START

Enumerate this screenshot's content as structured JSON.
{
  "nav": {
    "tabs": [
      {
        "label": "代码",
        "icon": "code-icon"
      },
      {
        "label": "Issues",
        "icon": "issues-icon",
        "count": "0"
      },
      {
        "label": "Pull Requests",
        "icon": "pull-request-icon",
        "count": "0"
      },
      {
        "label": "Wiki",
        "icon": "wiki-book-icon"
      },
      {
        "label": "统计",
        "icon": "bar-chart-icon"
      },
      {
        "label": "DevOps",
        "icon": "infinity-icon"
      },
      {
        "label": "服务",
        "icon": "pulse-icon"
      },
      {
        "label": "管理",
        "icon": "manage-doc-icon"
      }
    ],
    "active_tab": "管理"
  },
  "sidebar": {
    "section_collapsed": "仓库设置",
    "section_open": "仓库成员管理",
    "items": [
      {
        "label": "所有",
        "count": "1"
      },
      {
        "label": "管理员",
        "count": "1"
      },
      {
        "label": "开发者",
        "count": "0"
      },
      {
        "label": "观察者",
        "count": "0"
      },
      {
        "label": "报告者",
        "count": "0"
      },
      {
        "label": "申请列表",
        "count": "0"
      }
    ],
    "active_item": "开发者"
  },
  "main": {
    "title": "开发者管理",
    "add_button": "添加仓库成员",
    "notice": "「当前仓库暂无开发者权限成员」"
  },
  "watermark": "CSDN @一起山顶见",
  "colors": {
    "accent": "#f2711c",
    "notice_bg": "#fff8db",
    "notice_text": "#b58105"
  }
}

END

> [WORK TO DO]
Quote the material exactly, leaving nothing out.

> [THE RESPONSE]
Enumerate this screenshot's content as structured JSON.
{
  "nav": {
    "tabs": [
      {
        "label": "代码",
        "icon": "code-icon"
      },
      {
        "label": "Issues",
        "icon": "issues-icon",
        "count": "0"
      },
      {
        "label": "Pull Requests",
        "icon": "pull-request-icon",
        "count": "0"
      },
      {
        "label": "Wiki",
        "icon": "wiki-book-icon"
      },
      {
        "label": "统计",
        "icon": "bar-chart-icon"
      },
      {
        "label": "DevOps",
        "icon": "infinity-icon"
      },
      {
        "label": "服务",
        "icon": "pulse-icon"
      },
      {
        "label": "管理",
        "icon": "manage-doc-icon"
      }
    ],
    "active_tab": "管理"
  },
  "sidebar": {
    "section_collapsed": "仓库设置",
    "section_open": "仓库成员管理",
    "items": [
      {
        "label": "所有",
        "count": "1"
      },
      {
        "label": "管理员",
        "count": "1"
      },
      {
        "label": "开发者",
        "count": "0"
      },
      {
        "label": "观察者",
        "count": "0"
      },
      {
        "label": "报告者",
        "count": "0"
      },
      {
        "label": "申请列表",
        "count": "0"
      }
    ],
    "active_item": "开发者"
  },
  "main": {
    "title": "开发者管理",
    "add_button": "添加仓库成员",
    "notice": "「当前仓库暂无开发者权限成员」"
  },
  "watermark": "CSDN @一起山顶见",
  "colors": {
    "accent": "#f2711c",
    "notice_bg": "#fff8db",
    "notice_text": "#b58105"
  }
}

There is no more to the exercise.